[Items from a figure collection]
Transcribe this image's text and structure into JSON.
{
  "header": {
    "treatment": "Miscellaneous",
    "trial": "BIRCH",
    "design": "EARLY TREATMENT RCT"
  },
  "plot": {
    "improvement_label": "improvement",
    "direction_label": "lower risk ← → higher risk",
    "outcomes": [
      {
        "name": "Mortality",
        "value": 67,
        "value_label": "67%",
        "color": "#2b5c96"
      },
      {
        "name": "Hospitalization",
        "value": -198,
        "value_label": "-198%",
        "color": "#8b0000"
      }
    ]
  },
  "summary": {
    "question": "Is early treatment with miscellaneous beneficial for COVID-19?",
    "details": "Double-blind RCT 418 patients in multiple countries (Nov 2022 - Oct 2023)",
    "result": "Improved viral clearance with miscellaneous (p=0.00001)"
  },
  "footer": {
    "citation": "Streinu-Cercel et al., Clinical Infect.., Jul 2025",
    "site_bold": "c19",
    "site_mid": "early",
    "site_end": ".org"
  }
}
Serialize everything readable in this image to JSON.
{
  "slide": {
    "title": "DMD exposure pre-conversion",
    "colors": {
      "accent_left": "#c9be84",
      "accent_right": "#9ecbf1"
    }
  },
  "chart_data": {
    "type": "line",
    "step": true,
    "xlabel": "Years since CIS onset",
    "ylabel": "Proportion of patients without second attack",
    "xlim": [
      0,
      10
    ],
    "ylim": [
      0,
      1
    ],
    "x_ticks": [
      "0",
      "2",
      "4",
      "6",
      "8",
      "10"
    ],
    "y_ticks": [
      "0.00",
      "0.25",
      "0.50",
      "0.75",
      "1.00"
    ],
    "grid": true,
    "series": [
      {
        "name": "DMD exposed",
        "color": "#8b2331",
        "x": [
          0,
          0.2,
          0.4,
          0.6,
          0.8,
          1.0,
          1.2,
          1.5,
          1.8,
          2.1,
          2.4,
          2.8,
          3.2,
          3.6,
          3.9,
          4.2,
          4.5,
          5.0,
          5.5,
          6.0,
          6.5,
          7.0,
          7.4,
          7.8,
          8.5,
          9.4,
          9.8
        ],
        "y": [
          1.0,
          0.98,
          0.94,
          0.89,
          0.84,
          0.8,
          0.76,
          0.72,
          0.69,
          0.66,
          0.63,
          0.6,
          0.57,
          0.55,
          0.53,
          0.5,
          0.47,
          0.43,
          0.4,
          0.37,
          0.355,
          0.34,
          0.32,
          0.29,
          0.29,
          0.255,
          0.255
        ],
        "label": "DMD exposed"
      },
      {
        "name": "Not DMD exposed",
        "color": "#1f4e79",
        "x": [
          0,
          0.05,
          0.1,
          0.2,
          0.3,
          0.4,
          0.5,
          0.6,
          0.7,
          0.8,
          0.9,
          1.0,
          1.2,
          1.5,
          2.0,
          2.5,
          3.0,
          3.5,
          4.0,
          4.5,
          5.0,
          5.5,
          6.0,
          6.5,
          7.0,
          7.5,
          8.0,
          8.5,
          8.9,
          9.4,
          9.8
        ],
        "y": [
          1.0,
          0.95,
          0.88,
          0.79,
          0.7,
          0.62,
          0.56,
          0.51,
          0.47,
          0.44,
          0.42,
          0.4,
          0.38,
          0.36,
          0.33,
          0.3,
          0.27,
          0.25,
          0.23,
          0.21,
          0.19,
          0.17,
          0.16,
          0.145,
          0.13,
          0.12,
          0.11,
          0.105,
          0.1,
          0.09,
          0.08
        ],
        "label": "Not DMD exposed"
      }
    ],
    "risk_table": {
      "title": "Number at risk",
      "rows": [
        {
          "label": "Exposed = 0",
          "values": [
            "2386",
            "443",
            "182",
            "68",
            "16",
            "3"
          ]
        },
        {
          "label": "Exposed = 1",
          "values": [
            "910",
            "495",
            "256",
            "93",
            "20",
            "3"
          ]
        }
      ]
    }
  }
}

* [PROBLEM REQUIREMENTS]: Each record is to be restated word for word.

* [RESPONSE BELOW]:
Transcribe this image's text and structure into JSON.
{
  "header": {
    "treatment": "Miscellaneous",
    "trial": "BIRCH",
    "design": "EARLY TREATMENT RCT"
  },
  "plot": {
    "improvement_label": "improvement",
    "direction_label": "lower risk ← → higher risk",
    "outcomes": [
      {
        "name": "Mortality",
        "value": 67,
        "value_label": "67%",
        "color": "#2b5c96"
      },
      {
        "name": "Hospitalization",
        "value": -198,
        "value_label": "-198%",
        "color": "#8b0000"
      }
    ]
  },
  "summary": {
    "question": "Is early treatment with miscellaneous beneficial for COVID-19?",
    "details": "Double-blind RCT 418 patients in multiple countries (Nov 2022 - Oct 2023)",
    "result": "Improved viral clearance with miscellaneous (p=0.00001)"
  },
  "footer": {
    "citation": "Streinu-Cercel et al., Clinical Infect.., Jul 2025",
    "site_bold": "c19",
    "site_mid": "early",
    "site_end": ".org"
  }
}
Serialize everything readable in this image to JSON.
{
  "slide": {
    "title": "DMD exposure pre-conversion",
    "colors": {
      "accent_left": "#c9be84",
      "accent_right": "#9ecbf1"
    }
  },
  "chart_data": {
    "type": "line",
    "step": true,
    "xlabel": "Years since CIS onset",
    "ylabel": "Proportion of patients without second attack",
    "xlim": [
      0,
      10
    ],
    "ylim": [
      0,
      1
    ],
    "x_ticks": [
      "0",
      "2",
      "4",
      "6",
      "8",
      "10"
    ],
    "y_ticks": [
      "0.00",
      "0.25",
      "0.50",
      "0.75",
      "1.00"
    ],
    "grid": true,
    "series": [
      {
        "name": "DMD exposed",
        "color": "#8b2331",
        "x": [
          0,
          0.2,
          0.4,
          0.6,
          0.8,
          1.0,
          1.2,
          1.5,
          1.8,
          2.1,
          2.4,
          2.8,
          3.2,
          3.6,
          3.9,
          4.2,
          4.5,
          5.0,
          5.5,
          6.0,
          6.5,
          7.0,
          7.4,
          7.8,
          8.5,
          9.4,
          9.8
        ],
        "y": [
          1.0,
          0.98,
          0.94,
          0.89,
          0.84,
          0.8,
          0.76,
          0.72,
          0.69,
          0.66,
          0.63,
          0.6,
          0.57,
          0.55,
          0.53,
          0.5,
          0.47,
          0.43,
          0.4,
          0.37,
          0.355,
          0.34,
          0.32,
          0.29,
          0.29,
          0.255,
          0.255
        ],
        "label": "DMD exposed"
      },
      {
        "name": "Not DMD exposed",
        "color": "#1f4e79",
        "x": [
          0,
          0.05,
          0.1,
          0.2,
          0.3,
          0.4,
          0.5,
          0.6,
          0.7,
          0.8,
          0.9,
          1.0,
          1.2,
          1.5,
          2.0,
          2.5,
          3.0,
          3.5,
          4.0,
          4.5,
          5.0,
          5.5,
          6.0,
          6.5,
          7.0,
          7.5,
          8.0,
          8.5,
          8.9,
          9.4,
          9.8
        ],
        "y": [
          1.0,
          0.95,
          0.88,
          0.79,
          0.7,
          0.62,
          0.56,
          0.51,
          0.47,
          0.44,
          0.42,
          0.4,
          0.38,
          0.36,
          0.33,
          0.3,
          0.27,
          0.25,
          0.23,
          0.21,
          0.19,
          0.17,
          0.16,
          0.145,
          0.13,
          0.12,
          0.11,
          0.105,
          0.1,
          0.09,
          0.08
        ],
        "label": "Not DMD exposed"
      }
    ],
    "risk_table": {
      "title": "Number at risk",
      "rows": [
        {
          "label": "Exposed = 0",
          "values": [
            "2386",
            "443",
            "182",
            "68",
            "16",
            "3"
          ]
        },
        {
          "label": "Exposed = 1",
          "values": [
            "910",
            "495",
            "256",
            "93",
            "20",
            "3"
          ]
        }
      ]
    }
  }
}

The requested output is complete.